Extracted text:
** Begin **

She appears mainly in print advertising, swimsuit calendars and music videos.

She has also had bit parts in film and television.

She plays for New York Euphoria in the Lingerie Bowl.

She is black, Brazilian and Creole. She grew up in Killeen, Texas near the Fort Hood army base north of Austin. She was the youngest of five children and went to Ellison high school where she was in the marching band.

At 16 she started modelling in nearby fashion shows. Elite said she should go to New York or Los Angeles to model. She knew she wanted to be a model, but her mother did not want to move. Later, when she was old enough she went to California to become a model and an actress.

Modelling is a dream come true for her. She loves it, especially travelling to new places and meeting interesting people. She just wishes she could keep the clothes they put on her!

She would like to do high fashion modelling for top designers in Paris and Milan. Failing that she would like to go back to school and become a psychologist to help troubled children.

She wants to become a singer, something she is working on. She is good, but it is a hard business to break into.

When she is not working she likes to shop and shop, be with her friends, sing, write songs and poetry, exercise and do graphic design. She knows PhotoShop, Illustrator and even some Flash!

** End **

Raw records:

** Begin **

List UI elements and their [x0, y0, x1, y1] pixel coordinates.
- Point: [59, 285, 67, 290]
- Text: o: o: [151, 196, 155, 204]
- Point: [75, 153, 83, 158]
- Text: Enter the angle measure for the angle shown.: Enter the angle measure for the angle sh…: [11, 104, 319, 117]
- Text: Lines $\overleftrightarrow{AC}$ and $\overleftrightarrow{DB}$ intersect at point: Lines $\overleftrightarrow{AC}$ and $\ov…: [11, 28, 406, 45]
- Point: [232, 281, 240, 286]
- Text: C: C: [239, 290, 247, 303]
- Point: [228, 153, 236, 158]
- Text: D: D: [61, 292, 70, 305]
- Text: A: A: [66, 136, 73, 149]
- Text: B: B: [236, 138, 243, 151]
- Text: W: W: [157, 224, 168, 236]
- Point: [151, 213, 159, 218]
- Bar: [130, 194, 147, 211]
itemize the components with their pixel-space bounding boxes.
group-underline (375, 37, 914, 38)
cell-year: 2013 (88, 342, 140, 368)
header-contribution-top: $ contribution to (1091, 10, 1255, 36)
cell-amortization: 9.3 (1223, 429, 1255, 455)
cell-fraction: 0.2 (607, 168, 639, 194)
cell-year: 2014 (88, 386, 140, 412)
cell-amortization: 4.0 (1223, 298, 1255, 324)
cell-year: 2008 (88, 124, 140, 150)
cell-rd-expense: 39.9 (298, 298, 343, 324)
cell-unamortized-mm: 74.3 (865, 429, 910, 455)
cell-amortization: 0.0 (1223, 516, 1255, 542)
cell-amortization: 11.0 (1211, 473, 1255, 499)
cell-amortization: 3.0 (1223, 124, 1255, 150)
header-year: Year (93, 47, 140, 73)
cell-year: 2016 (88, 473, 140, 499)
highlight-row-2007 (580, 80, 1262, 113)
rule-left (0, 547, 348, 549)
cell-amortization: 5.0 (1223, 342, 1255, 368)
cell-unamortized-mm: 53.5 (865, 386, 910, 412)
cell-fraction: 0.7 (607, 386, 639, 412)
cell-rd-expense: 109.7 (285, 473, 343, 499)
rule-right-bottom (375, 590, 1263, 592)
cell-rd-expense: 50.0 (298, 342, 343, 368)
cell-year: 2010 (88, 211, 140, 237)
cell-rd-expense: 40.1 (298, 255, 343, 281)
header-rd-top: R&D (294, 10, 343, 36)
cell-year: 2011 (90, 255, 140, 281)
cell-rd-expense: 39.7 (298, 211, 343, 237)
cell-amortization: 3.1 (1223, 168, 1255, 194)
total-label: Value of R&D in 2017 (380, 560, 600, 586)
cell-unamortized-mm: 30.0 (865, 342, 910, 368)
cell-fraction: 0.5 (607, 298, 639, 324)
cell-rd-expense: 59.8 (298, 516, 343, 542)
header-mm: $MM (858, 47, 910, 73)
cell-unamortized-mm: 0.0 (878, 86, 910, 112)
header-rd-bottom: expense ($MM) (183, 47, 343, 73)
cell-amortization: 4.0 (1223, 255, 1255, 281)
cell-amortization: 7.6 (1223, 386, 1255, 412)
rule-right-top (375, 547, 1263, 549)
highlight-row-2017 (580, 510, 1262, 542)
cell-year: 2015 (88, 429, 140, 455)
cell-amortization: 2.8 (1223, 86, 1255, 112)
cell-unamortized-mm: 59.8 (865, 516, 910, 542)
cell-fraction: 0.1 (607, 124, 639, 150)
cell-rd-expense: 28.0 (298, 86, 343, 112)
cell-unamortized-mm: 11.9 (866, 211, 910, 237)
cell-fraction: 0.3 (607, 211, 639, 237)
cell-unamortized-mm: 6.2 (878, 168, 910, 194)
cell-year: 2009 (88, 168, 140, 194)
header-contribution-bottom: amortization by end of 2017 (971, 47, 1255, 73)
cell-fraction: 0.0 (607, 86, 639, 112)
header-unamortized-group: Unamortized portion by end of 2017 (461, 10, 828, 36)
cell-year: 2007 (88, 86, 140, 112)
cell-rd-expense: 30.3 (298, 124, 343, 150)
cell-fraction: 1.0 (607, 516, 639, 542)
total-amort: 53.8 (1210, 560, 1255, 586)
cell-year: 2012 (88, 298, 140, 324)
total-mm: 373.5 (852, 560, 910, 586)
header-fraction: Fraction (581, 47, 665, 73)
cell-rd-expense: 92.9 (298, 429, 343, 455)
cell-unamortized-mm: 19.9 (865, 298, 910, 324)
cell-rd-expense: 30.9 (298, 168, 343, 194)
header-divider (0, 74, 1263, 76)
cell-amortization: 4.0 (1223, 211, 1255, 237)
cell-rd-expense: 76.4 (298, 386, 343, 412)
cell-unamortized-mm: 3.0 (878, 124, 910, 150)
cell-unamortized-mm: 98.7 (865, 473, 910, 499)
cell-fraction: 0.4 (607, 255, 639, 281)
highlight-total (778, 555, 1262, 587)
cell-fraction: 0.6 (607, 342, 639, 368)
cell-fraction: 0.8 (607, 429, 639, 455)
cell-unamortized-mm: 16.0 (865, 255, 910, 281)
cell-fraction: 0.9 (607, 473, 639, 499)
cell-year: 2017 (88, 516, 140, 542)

** End **

Exercise tasks:
1. Transcribe the stretch of the listing from its first line through the line containing "- Point: [228, 153, 236, 158]", reproducing each line verbatim.
2. Continue the profile of the model from the point at which it ends.

Answers:
1.
List UI elements and their [x0, y0, x1, y1] pixel coordinates.
- Point: [59, 285, 67, 290]
- Text: o: o: [151, 196, 155, 204]
- Point: [75, 153, 83, 158]
- Text: Enter the angle measure for the angle shown.: Enter the angle measure for the angle sh…: [11, 104, 319, 117]
- Text: Lines $\overleftrightarrow{AC}$ and $\overleftrightarrow{DB}$ intersect at point: Lines $\overleftrightarrow{AC}$ and $\ov…: [11, 28, 406, 45]
- Point: [232, 281, 240, 286]
- Text: C: C: [239, 290, 247, 303]
- Point: [228, 153, 236, 158]

2.
She likes a man who is physically fit, dresses well, has self-confidence without being overbearing, has a sense of humour, is honest and down-to-earth and is even a bit geeky – because she is a little geeky too!

She has a wide taste in music: from Korn and Coldplay to Janet Jackson and Sade to Mobb Deep.

Her advice to young models: have faith in yourself, go at it with full force and do not give up! Get an agent and take good care of your appearance: picture quality these days is merciless.

Vilayna: “Anyone who believes in themselves can create their own destiny.”

She likes what Diderot once said: “Only passions, great passions, can elevate the soul to great things.”

Some music videos that she has been in:

“Hot in Herre” by Nelly


“Pretend” by Nate James


“Yummy” by Chelo and 2 Short


“Conteo” by Don Omar


“Give it to me” by Mobb Deep

In “Conteo” she has a part by herself and in Mobb Deep she has one with Prodigy. She liked “Hot in Herre” and “Pretend” the best.